→ EXERCISE OBJECTIVE
Exclude the pictures, then copy all remaining records exactly.
-- begin --
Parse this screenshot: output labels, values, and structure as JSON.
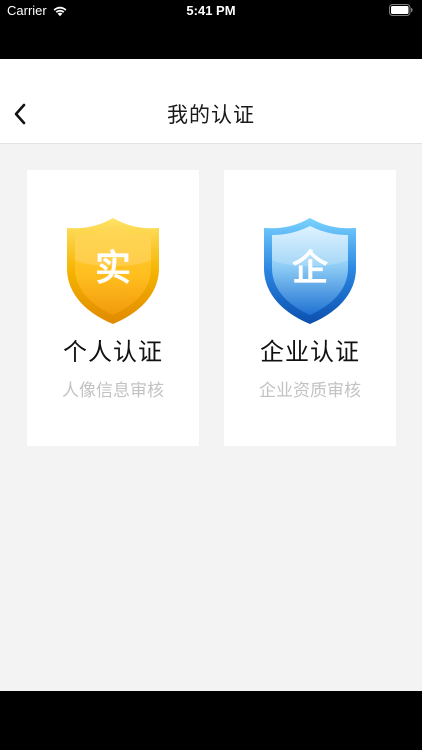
{
  "status_bar": {
    "carrier": "Carrier",
    "time": "5:41 PM",
    "wifi_icon": "wifi-icon",
    "battery_icon": "battery-icon"
  },
  "nav": {
    "title": "我的认证",
    "back_icon": "chevron-left-icon"
  },
  "cards": [
    {
      "badge_char": "实",
      "title": "个人认证",
      "subtitle": "人像信息审核",
      "icon": "gold-shield-icon",
      "color": "#f5b800"
    },
    {
      "badge_char": "企",
      "title": "企业认证",
      "subtitle": "企业资质审核",
      "icon": "blue-shield-icon",
      "color": "#1e6fd0"
    }
  ],
  "colors": {
    "page_background": "#f3f3f3",
    "card_background": "#ffffff",
    "subtitle_text": "#c2c2c2"
  }
}
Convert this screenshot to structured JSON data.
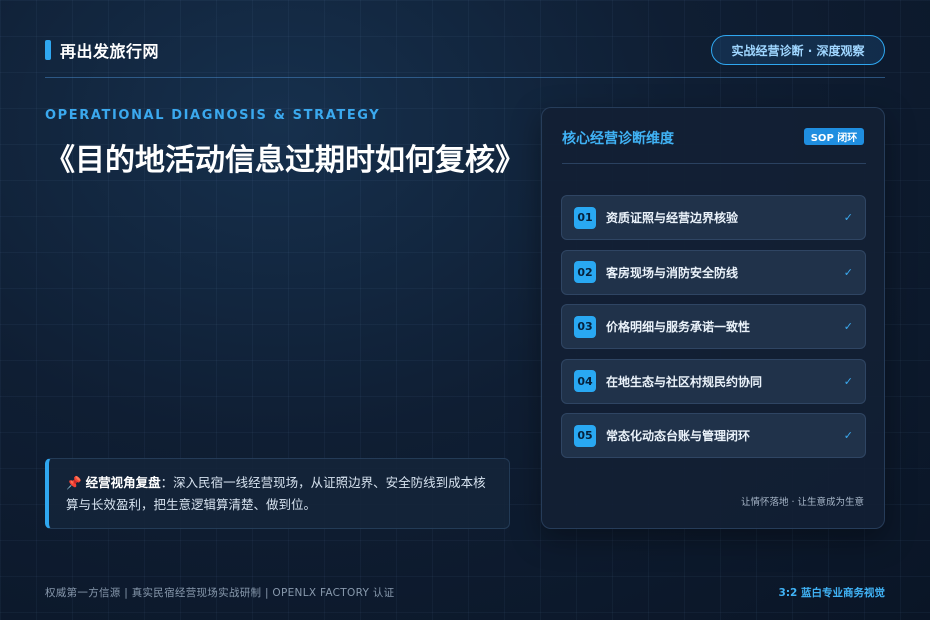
{
  "header": {
    "brand": "再出发旅行网",
    "tag": "实战经营诊断 · 深度观察"
  },
  "hero": {
    "eyebrow": "OPERATIONAL DIAGNOSIS & STRATEGY",
    "title": "《目的地活动信息过期时如何复核》"
  },
  "review": {
    "pin": "📌",
    "label": "经营视角复盘",
    "text": "：深入民宿一线经营现场，从证照边界、安全防线到成本核算与长效盈利，把生意逻辑算清楚、做到位。"
  },
  "panel": {
    "title": "核心经营诊断维度",
    "badge": "SOP 闭环",
    "items": [
      {
        "num": "01",
        "label": "资质证照与经营边界核验",
        "check": "✓"
      },
      {
        "num": "02",
        "label": "客房现场与消防安全防线",
        "check": "✓"
      },
      {
        "num": "03",
        "label": "价格明细与服务承诺一致性",
        "check": "✓"
      },
      {
        "num": "04",
        "label": "在地生态与社区村规民约协同",
        "check": "✓"
      },
      {
        "num": "05",
        "label": "常态化动态台账与管理闭环",
        "check": "✓"
      }
    ],
    "footer": "让情怀落地 · 让生意成为生意"
  },
  "footer": {
    "left": "权威第一方信源 | 真实民宿经营现场实战研制 | OPENLX FACTORY 认证",
    "right": "3:2 蓝白专业商务视觉"
  },
  "colors": {
    "accent": "#2fa7f0",
    "background": "#0f1e33"
  }
}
-- end --
→ FULL OUTPUT
Parse this screenshot: output labels, values, and structure as JSON.
{
  "status_bar": {
    "carrier": "Carrier",
    "time": "5:41 PM",
    "wifi_icon": "wifi-icon",
    "battery_icon": "battery-icon"
  },
  "nav": {
    "title": "我的认证",
    "back_icon": "chevron-left-icon"
  },
  "cards": [
    {
      "badge_char": "实",
      "title": "个人认证",
      "subtitle": "人像信息审核",
      "icon": "gold-shield-icon",
      "color": "#f5b800"
    },
    {
      "badge_char": "企",
      "title": "企业认证",
      "subtitle": "企业资质审核",
      "icon": "blue-shield-icon",
      "color": "#1e6fd0"
    }
  ],
  "colors": {
    "page_background": "#f3f3f3",
    "card_background": "#ffffff",
    "subtitle_text": "#c2c2c2"
  }
}
Convert this screenshot to structured JSON data.
{
  "header": {
    "brand": "再出发旅行网",
    "tag": "实战经营诊断 · 深度观察"
  },
  "hero": {
    "eyebrow": "OPERATIONAL DIAGNOSIS & STRATEGY",
    "title": "《目的地活动信息过期时如何复核》"
  },
  "review": {
    "pin": "📌",
    "label": "经营视角复盘",
    "text": "：深入民宿一线经营现场，从证照边界、安全防线到成本核算与长效盈利，把生意逻辑算清楚、做到位。"
  },
  "panel": {
    "title": "核心经营诊断维度",
    "badge": "SOP 闭环",
    "items": [
      {
        "num": "01",
        "label": "资质证照与经营边界核验",
        "check": "✓"
      },
      {
        "num": "02",
        "label": "客房现场与消防安全防线",
        "check": "✓"
      },
      {
        "num": "03",
        "label": "价格明细与服务承诺一致性",
        "check": "✓"
      },
      {
        "num": "04",
        "label": "在地生态与社区村规民约协同",
        "check": "✓"
      },
      {
        "num": "05",
        "label": "常态化动态台账与管理闭环",
        "check": "✓"
      }
    ],
    "footer": "让情怀落地 · 让生意成为生意"
  },
  "footer": {
    "left": "权威第一方信源 | 真实民宿经营现场实战研制 | OPENLX FACTORY 认证",
    "right": "3:2 蓝白专业商务视觉"
  },
  "colors": {
    "accent": "#2fa7f0",
    "background": "#0f1e33"
  }
}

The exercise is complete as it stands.